▸ What you will do:
Reproduce every entry exactly as shown.

▸ Material supplied:
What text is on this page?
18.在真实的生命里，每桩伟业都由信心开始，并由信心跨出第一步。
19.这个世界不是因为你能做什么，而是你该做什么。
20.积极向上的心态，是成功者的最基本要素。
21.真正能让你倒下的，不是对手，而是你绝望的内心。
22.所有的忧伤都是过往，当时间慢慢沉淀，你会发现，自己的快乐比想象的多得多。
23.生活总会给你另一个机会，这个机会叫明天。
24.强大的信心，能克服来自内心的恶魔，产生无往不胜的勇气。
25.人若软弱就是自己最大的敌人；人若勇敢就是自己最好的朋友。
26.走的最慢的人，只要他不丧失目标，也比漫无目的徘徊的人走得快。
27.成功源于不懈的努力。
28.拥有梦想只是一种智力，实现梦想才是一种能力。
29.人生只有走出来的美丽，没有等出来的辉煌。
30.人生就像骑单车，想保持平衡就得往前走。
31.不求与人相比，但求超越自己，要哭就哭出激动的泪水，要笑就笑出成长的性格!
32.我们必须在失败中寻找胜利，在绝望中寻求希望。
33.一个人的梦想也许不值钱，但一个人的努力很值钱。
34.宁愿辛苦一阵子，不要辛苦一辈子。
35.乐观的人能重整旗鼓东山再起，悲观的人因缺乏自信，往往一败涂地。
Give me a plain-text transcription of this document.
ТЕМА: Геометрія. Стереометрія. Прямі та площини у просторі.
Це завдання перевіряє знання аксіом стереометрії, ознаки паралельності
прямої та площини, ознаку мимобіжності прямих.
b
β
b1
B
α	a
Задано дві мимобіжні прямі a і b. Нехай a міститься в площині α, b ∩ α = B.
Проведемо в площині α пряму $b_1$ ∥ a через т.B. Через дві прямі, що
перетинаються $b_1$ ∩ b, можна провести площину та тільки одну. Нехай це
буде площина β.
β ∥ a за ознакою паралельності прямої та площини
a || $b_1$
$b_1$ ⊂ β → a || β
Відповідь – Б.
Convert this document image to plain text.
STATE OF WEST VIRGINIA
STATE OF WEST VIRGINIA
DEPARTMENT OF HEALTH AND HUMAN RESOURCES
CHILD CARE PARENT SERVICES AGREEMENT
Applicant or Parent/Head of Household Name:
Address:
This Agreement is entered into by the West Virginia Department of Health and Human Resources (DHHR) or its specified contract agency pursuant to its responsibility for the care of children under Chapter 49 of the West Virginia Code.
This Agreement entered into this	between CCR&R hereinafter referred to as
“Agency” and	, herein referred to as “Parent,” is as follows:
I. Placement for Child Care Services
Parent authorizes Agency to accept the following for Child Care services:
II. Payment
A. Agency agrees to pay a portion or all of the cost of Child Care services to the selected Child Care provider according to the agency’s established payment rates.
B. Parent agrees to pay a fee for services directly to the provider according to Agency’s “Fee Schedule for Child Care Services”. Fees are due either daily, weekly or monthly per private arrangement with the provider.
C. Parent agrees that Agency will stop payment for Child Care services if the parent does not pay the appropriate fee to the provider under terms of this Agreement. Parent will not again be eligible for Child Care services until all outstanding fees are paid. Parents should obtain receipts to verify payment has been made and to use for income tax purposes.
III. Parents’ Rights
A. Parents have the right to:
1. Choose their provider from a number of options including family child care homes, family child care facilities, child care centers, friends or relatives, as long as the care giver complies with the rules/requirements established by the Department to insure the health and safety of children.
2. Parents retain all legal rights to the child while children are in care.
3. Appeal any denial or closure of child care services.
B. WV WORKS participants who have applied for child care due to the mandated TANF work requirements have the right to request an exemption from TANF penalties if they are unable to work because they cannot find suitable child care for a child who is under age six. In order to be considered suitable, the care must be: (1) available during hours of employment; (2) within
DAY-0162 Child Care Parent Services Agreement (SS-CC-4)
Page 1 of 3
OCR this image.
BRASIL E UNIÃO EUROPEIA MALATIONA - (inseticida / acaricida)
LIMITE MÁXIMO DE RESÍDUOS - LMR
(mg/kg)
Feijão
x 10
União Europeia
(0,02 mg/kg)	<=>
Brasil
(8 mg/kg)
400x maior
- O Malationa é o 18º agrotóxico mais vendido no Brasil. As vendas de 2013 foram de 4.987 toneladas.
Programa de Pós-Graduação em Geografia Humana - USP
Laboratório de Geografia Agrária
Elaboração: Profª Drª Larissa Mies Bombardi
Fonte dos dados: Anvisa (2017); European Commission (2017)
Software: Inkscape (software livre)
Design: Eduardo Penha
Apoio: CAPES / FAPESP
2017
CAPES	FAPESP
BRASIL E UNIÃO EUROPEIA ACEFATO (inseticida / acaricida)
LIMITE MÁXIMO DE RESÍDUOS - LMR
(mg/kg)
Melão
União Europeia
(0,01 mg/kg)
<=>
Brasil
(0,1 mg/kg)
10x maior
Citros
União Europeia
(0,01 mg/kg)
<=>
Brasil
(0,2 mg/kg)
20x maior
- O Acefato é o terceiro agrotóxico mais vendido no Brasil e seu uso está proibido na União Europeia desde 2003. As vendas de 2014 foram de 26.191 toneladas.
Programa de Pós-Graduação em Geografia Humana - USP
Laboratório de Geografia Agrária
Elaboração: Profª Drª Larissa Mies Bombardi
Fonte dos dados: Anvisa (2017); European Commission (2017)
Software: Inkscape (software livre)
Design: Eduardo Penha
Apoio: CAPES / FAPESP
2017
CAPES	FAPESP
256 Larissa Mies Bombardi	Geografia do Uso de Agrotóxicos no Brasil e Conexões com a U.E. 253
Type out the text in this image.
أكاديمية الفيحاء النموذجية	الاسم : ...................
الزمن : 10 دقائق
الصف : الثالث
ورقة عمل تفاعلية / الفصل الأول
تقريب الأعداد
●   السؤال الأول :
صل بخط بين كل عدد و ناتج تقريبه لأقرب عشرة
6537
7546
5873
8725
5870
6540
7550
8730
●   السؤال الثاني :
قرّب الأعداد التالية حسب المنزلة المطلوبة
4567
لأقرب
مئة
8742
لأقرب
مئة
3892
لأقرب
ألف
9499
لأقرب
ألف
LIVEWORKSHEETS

▸ Correct answer:
What text is on this page?
18.在真实的生命里，每桩伟业都由信心开始，并由信心跨出第一步。
19.这个世界不是因为你能做什么，而是你该做什么。
20.积极向上的心态，是成功者的最基本要素。
21.真正能让你倒下的，不是对手，而是你绝望的内心。
22.所有的忧伤都是过往，当时间慢慢沉淀，你会发现，自己的快乐比想象的多得多。
23.生活总会给你另一个机会，这个机会叫明天。
24.强大的信心，能克服来自内心的恶魔，产生无往不胜的勇气。
25.人若软弱就是自己最大的敌人；人若勇敢就是自己最好的朋友。
26.走的最慢的人，只要他不丧失目标，也比漫无目的徘徊的人走得快。
27.成功源于不懈的努力。
28.拥有梦想只是一种智力，实现梦想才是一种能力。
29.人生只有走出来的美丽，没有等出来的辉煌。
30.人生就像骑单车，想保持平衡就得往前走。
31.不求与人相比，但求超越自己，要哭就哭出激动的泪水，要笑就笑出成长的性格!
32.我们必须在失败中寻找胜利，在绝望中寻求希望。
33.一个人的梦想也许不值钱，但一个人的努力很值钱。
34.宁愿辛苦一阵子，不要辛苦一辈子。
35.乐观的人能重整旗鼓东山再起，悲观的人因缺乏自信，往往一败涂地。
Give me a plain-text transcription of this document.
ТЕМА: Геометрія. Стереометрія. Прямі та площини у просторі.
Це завдання перевіряє знання аксіом стереометрії, ознаки паралельності
прямої та площини, ознаку мимобіжності прямих.
b
β
b1
B
α	a
Задано дві мимобіжні прямі a і b. Нехай a міститься в площині α, b ∩ α = B.
Проведемо в площині α пряму $b_1$ ∥ a через т.B. Через дві прямі, що
перетинаються $b_1$ ∩ b, можна провести площину та тільки одну. Нехай це
буде площина β.
β ∥ a за ознакою паралельності прямої та площини
a || $b_1$
$b_1$ ⊂ β → a || β
Відповідь – Б.
Convert this document image to plain text.
STATE OF WEST VIRGINIA
STATE OF WEST VIRGINIA
DEPARTMENT OF HEALTH AND HUMAN RESOURCES
CHILD CARE PARENT SERVICES AGREEMENT
Applicant or Parent/Head of Household Name:
Address:
This Agreement is entered into by the West Virginia Department of Health and Human Resources (DHHR) or its specified contract agency pursuant to its responsibility for the care of children under Chapter 49 of the West Virginia Code.
This Agreement entered into this	between CCR&R hereinafter referred to as
“Agency” and	, herein referred to as “Parent,” is as follows:
I. Placement for Child Care Services
Parent authorizes Agency to accept the following for Child Care services:
II. Payment
A. Agency agrees to pay a portion or all of the cost of Child Care services to the selected Child Care provider according to the agency’s established payment rates.
B. Parent agrees to pay a fee for services directly to the provider according to Agency’s “Fee Schedule for Child Care Services”. Fees are due either daily, weekly or monthly per private arrangement with the provider.
C. Parent agrees that Agency will stop payment for Child Care services if the parent does not pay the appropriate fee to the provider under terms of this Agreement. Parent will not again be eligible for Child Care services until all outstanding fees are paid. Parents should obtain receipts to verify payment has been made and to use for income tax purposes.
III. Parents’ Rights
A. Parents have the right to:
1. Choose their provider from a number of options including family child care homes, family child care facilities, child care centers, friends or relatives, as long as the care giver complies with the rules/requirements established by the Department to insure the health and safety of children.
2. Parents retain all legal rights to the child while children are in care.
3. Appeal any denial or closure of child care services.
B. WV WORKS participants who have applied for child care due to the mandated TANF work requirements have the right to request an exemption from TANF penalties if they are unable to work because they cannot find suitable child care for a child who is under age six. In order to be considered suitable, the care must be: (1) available during hours of employment; (2) within
DAY-0162 Child Care Parent Services Agreement (SS-CC-4)
Page 1 of 3
OCR this image.
BRASIL E UNIÃO EUROPEIA MALATIONA - (inseticida / acaricida)
LIMITE MÁXIMO DE RESÍDUOS - LMR
(mg/kg)
Feijão
x 10
União Europeia
(0,02 mg/kg)	<=>
Brasil
(8 mg/kg)
400x maior
- O Malationa é o 18º agrotóxico mais vendido no Brasil. As vendas de 2013 foram de 4.987 toneladas.
Programa de Pós-Graduação em Geografia Humana - USP
Laboratório de Geografia Agrária
Elaboração: Profª Drª Larissa Mies Bombardi
Fonte dos dados: Anvisa (2017); European Commission (2017)
Software: Inkscape (software livre)
Design: Eduardo Penha
Apoio: CAPES / FAPESP
2017
CAPES	FAPESP
BRASIL E UNIÃO EUROPEIA ACEFATO (inseticida / acaricida)
LIMITE MÁXIMO DE RESÍDUOS - LMR
(mg/kg)
Melão
União Europeia
(0,01 mg/kg)
<=>
Brasil
(0,1 mg/kg)
10x maior
Citros
União Europeia
(0,01 mg/kg)
<=>
Brasil
(0,2 mg/kg)
20x maior
- O Acefato é o terceiro agrotóxico mais vendido no Brasil e seu uso está proibido na União Europeia desde 2003. As vendas de 2014 foram de 26.191 toneladas.
Programa de Pós-Graduação em Geografia Humana - USP
Laboratório de Geografia Agrária
Elaboração: Profª Drª Larissa Mies Bombardi
Fonte dos dados: Anvisa (2017); European Commission (2017)
Software: Inkscape (software livre)
Design: Eduardo Penha
Apoio: CAPES / FAPESP
2017
CAPES	FAPESP
256 Larissa Mies Bombardi	Geografia do Uso de Agrotóxicos no Brasil e Conexões com a U.E. 253
Type out the text in this image.
أكاديمية الفيحاء النموذجية	الاسم : ...................
الزمن : 10 دقائق
الصف : الثالث
ورقة عمل تفاعلية / الفصل الأول
تقريب الأعداد
●   السؤال الأول :
صل بخط بين كل عدد و ناتج تقريبه لأقرب عشرة
6537
7546
5873
8725
5870
6540
7550
8730
●   السؤال الثاني :
قرّب الأعداد التالية حسب المنزلة المطلوبة
4567
لأقرب
مئة
8742
لأقرب
مئة
3892
لأقرب
ألف
9499
لأقرب
ألف
LIVEWORKSHEETS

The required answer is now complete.